begin Provided entries

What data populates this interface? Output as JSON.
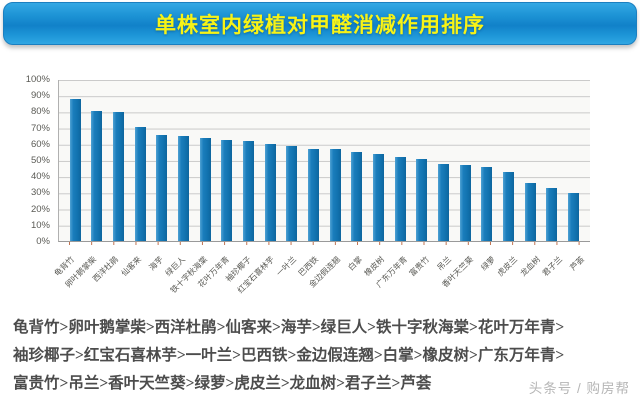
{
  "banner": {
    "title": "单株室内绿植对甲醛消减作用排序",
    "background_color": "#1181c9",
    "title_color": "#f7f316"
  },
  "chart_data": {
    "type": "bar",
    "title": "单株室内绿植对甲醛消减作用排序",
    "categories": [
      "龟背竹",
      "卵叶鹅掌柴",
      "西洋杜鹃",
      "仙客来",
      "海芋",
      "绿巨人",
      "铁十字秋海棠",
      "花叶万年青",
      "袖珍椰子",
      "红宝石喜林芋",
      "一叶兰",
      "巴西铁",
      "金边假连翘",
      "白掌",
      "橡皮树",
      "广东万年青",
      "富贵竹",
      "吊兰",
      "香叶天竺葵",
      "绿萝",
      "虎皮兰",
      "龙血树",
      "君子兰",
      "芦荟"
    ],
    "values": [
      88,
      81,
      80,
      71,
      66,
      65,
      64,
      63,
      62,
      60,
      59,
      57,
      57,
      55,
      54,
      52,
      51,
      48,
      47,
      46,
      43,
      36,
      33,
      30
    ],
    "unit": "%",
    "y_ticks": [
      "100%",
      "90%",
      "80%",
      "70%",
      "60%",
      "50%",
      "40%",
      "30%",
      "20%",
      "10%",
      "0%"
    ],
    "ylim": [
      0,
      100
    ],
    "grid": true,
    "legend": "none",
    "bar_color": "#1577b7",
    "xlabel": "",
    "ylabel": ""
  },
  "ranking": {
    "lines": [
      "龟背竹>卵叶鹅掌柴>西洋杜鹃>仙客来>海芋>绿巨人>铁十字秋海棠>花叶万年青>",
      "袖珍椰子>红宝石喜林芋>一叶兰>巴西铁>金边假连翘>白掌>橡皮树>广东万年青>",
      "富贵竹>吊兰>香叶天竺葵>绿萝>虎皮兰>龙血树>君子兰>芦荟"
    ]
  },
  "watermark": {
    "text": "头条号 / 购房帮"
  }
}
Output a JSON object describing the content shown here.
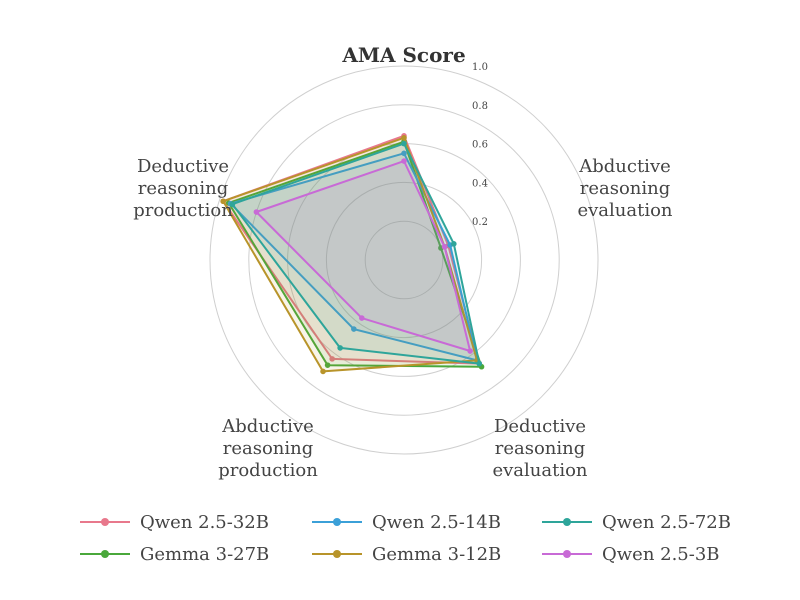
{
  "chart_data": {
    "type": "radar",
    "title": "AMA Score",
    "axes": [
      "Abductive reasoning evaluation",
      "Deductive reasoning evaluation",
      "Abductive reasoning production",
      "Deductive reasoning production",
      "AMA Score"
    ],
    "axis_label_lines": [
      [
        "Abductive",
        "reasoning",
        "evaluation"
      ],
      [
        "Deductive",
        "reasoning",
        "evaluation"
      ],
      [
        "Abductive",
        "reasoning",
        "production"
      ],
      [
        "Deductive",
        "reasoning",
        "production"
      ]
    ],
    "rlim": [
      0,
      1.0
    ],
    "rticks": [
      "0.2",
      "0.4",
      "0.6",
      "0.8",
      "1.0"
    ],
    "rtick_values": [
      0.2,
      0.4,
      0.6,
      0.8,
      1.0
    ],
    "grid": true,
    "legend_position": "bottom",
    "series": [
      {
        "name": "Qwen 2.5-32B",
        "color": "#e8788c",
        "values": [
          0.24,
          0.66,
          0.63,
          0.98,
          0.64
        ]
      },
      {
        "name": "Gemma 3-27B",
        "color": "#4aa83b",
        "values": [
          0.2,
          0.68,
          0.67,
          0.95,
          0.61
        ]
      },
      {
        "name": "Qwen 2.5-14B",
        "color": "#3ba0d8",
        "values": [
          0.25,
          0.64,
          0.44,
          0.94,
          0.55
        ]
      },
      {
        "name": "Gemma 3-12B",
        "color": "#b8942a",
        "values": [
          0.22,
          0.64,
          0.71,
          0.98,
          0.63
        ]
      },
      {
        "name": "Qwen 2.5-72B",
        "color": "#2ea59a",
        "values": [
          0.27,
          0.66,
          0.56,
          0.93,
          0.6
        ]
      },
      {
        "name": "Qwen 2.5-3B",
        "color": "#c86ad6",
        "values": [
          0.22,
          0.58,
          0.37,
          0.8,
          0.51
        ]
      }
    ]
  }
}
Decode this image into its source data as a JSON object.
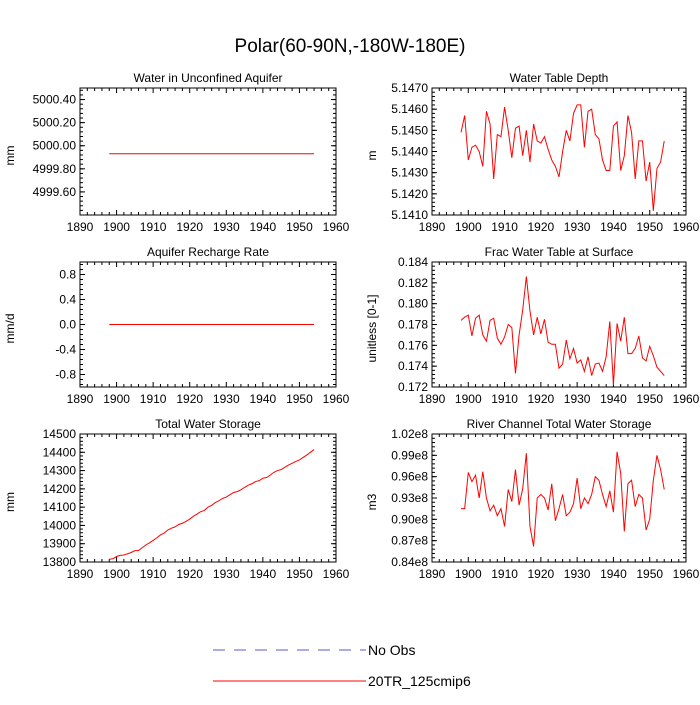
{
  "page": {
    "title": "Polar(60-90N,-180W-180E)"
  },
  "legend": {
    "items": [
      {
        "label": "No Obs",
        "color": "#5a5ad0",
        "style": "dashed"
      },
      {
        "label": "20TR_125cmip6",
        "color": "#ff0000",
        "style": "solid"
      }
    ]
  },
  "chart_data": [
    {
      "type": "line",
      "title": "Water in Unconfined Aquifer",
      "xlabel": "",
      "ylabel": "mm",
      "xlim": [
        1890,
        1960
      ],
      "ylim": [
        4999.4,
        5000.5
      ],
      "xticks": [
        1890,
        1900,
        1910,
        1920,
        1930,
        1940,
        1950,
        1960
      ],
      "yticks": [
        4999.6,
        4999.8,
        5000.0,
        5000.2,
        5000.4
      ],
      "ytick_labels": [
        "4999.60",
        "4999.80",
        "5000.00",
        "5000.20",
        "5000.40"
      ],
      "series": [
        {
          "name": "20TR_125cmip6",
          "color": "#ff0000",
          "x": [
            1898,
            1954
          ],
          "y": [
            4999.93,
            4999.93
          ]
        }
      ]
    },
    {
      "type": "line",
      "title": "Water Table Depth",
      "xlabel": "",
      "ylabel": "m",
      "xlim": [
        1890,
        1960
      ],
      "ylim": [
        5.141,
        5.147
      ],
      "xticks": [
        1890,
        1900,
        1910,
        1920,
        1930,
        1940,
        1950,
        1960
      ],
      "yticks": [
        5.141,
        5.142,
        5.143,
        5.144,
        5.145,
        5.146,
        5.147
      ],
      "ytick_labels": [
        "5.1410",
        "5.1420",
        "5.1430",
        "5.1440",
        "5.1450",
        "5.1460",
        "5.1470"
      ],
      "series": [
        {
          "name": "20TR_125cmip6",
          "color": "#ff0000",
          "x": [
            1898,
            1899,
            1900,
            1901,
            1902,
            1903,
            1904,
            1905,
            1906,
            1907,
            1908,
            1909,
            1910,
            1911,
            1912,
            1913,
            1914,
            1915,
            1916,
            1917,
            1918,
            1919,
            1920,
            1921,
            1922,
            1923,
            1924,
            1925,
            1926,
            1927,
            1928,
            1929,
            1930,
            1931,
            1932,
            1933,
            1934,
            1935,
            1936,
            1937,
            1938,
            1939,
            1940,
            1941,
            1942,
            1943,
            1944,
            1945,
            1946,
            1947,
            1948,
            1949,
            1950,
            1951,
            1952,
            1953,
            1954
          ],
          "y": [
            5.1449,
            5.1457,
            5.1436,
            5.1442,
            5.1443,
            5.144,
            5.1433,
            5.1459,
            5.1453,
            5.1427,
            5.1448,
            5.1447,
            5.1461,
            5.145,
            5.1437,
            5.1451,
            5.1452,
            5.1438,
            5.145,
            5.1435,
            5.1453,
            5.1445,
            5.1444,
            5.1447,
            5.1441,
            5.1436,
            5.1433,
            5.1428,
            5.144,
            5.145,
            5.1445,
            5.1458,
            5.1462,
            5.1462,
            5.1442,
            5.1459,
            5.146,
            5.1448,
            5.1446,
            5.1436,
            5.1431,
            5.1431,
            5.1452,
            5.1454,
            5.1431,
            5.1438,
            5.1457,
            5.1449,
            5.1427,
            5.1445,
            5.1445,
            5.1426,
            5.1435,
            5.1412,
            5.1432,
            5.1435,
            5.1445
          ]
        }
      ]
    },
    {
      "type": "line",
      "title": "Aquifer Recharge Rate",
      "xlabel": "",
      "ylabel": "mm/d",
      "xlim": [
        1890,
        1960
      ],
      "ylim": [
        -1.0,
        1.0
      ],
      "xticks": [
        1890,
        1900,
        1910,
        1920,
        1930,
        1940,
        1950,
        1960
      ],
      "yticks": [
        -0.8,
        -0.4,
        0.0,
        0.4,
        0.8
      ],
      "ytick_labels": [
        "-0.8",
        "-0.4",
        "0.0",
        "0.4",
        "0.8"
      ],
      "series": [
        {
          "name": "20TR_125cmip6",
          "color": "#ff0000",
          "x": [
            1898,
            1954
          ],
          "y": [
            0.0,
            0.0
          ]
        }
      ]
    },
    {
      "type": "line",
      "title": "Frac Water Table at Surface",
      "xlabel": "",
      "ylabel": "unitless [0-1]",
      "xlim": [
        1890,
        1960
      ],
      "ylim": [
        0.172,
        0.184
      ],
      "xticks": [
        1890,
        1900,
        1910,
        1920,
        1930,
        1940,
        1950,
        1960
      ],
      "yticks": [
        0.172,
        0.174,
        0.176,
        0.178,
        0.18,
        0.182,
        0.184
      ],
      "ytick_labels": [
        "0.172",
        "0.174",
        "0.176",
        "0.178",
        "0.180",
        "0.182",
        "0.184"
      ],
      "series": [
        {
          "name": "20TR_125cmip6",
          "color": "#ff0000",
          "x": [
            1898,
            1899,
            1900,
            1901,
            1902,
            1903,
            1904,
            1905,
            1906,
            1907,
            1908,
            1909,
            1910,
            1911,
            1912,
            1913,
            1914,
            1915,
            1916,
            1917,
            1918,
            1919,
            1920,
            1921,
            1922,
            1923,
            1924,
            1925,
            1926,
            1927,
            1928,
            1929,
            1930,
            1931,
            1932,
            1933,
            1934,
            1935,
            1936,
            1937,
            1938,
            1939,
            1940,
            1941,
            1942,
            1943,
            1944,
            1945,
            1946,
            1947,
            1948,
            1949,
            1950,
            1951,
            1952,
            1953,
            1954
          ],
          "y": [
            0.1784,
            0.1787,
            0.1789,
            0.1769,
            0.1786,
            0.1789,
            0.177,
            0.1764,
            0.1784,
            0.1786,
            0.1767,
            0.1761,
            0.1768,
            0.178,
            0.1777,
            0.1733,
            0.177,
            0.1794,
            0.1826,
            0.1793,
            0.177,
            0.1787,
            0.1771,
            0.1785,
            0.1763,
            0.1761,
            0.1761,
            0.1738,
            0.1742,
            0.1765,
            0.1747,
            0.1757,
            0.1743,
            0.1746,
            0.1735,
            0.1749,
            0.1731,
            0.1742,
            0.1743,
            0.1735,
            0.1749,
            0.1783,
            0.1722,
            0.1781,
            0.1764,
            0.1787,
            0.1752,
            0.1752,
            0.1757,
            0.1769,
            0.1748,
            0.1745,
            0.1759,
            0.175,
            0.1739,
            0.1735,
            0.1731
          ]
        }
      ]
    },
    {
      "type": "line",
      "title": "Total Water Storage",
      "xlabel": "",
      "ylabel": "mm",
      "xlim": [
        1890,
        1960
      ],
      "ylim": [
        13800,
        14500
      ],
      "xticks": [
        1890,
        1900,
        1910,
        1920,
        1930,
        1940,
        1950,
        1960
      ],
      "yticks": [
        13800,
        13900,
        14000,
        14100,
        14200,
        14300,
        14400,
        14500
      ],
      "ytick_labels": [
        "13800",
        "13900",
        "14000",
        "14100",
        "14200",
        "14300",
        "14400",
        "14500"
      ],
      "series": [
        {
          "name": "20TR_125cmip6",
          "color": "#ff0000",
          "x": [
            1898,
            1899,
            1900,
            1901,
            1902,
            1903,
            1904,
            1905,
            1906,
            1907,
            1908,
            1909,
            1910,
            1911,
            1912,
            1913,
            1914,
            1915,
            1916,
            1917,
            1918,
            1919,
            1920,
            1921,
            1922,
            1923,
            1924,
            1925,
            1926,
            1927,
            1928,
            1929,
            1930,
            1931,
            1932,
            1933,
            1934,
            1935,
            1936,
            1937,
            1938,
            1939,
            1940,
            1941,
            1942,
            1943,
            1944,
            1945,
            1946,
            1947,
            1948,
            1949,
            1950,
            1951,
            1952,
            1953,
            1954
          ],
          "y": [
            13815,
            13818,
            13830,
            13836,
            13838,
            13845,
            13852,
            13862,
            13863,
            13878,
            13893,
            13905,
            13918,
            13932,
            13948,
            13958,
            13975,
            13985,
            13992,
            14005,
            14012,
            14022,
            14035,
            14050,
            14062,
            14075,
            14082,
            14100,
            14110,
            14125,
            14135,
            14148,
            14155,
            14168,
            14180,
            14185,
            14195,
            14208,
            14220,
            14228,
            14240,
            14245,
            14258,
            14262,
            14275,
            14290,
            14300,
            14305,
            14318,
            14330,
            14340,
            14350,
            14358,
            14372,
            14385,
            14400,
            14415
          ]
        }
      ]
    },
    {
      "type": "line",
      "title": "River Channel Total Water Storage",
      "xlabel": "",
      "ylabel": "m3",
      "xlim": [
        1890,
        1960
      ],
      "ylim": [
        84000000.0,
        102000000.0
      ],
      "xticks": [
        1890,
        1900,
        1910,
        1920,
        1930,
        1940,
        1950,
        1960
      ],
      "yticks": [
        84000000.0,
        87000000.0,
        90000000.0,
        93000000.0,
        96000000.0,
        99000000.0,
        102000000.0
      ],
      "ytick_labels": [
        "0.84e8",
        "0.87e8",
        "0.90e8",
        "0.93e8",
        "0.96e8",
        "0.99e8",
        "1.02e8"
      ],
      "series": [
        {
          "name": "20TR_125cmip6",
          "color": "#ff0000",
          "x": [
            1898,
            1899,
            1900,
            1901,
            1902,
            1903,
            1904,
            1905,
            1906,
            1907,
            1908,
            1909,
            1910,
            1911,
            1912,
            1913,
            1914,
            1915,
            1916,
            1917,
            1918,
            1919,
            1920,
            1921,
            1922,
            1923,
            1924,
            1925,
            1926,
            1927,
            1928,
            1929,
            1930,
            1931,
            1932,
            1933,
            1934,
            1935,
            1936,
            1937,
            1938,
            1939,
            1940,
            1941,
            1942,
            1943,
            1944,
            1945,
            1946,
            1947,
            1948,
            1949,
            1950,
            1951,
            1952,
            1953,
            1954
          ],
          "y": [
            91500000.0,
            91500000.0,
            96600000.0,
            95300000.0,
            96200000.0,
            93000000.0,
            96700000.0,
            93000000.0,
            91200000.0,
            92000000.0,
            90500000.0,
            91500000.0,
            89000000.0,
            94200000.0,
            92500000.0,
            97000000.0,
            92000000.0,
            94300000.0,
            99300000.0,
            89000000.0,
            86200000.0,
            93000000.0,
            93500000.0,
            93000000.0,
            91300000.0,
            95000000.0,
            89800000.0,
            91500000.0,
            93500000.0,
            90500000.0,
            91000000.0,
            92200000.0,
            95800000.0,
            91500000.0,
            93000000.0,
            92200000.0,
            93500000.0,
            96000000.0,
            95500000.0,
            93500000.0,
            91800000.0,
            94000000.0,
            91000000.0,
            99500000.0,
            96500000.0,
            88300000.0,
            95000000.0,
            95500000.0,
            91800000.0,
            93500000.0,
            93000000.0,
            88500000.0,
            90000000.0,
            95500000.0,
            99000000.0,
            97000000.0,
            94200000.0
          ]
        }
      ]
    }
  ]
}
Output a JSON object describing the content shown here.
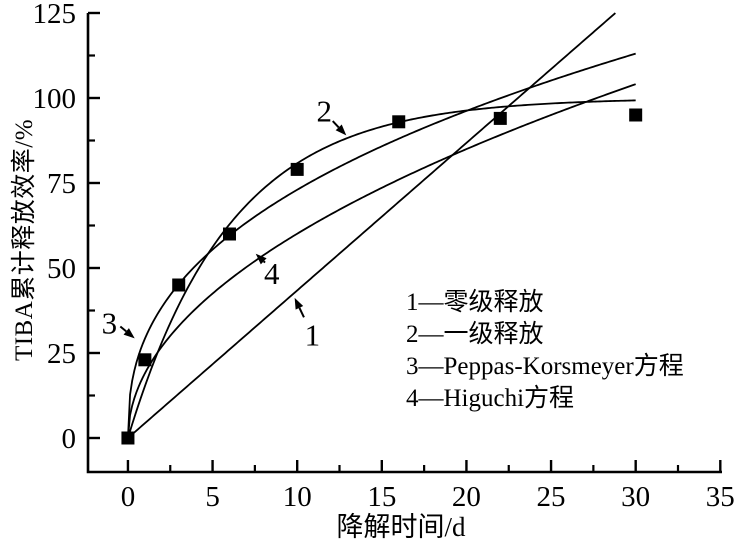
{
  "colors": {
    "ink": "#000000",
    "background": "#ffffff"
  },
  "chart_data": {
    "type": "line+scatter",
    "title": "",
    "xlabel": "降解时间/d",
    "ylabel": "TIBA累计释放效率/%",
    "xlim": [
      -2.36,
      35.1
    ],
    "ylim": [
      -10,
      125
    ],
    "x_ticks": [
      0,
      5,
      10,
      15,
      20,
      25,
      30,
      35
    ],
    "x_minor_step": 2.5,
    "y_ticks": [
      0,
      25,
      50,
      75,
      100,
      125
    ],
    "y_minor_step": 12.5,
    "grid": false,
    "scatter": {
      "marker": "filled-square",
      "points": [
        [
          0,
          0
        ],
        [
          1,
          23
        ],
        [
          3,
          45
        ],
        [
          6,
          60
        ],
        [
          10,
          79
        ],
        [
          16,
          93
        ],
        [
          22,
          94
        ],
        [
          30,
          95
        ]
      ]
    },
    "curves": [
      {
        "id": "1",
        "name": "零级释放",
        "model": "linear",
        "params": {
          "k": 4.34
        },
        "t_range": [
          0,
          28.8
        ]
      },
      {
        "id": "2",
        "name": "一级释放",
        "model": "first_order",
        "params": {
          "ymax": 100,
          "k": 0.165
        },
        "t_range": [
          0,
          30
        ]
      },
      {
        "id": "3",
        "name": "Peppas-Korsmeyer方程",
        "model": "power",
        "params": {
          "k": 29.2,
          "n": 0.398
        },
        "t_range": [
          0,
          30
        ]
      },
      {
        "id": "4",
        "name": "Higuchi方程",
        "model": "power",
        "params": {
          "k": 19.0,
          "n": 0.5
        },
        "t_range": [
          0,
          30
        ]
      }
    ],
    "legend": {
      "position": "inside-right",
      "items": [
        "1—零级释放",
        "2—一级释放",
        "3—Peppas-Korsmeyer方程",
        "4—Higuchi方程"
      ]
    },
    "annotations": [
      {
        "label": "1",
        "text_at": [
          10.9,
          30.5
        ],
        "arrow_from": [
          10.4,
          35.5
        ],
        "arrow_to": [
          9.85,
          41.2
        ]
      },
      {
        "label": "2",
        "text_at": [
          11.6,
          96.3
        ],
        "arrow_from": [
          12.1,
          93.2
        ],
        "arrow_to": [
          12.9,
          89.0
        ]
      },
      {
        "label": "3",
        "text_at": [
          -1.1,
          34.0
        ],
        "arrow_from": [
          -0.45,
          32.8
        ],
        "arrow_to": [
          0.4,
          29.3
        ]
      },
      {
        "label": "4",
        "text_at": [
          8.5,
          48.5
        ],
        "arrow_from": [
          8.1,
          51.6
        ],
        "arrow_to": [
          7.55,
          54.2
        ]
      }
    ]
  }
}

end Provided entries

» **Request**: Which lines hold the word "金边假连翘"? Copy all of them.

» **Response to the task**:
      "金边假连翘",
      "袖珍椰子>红宝石喜林芋>一叶兰>巴西铁>金边假连翘>白掌>橡皮树>广东万年青>",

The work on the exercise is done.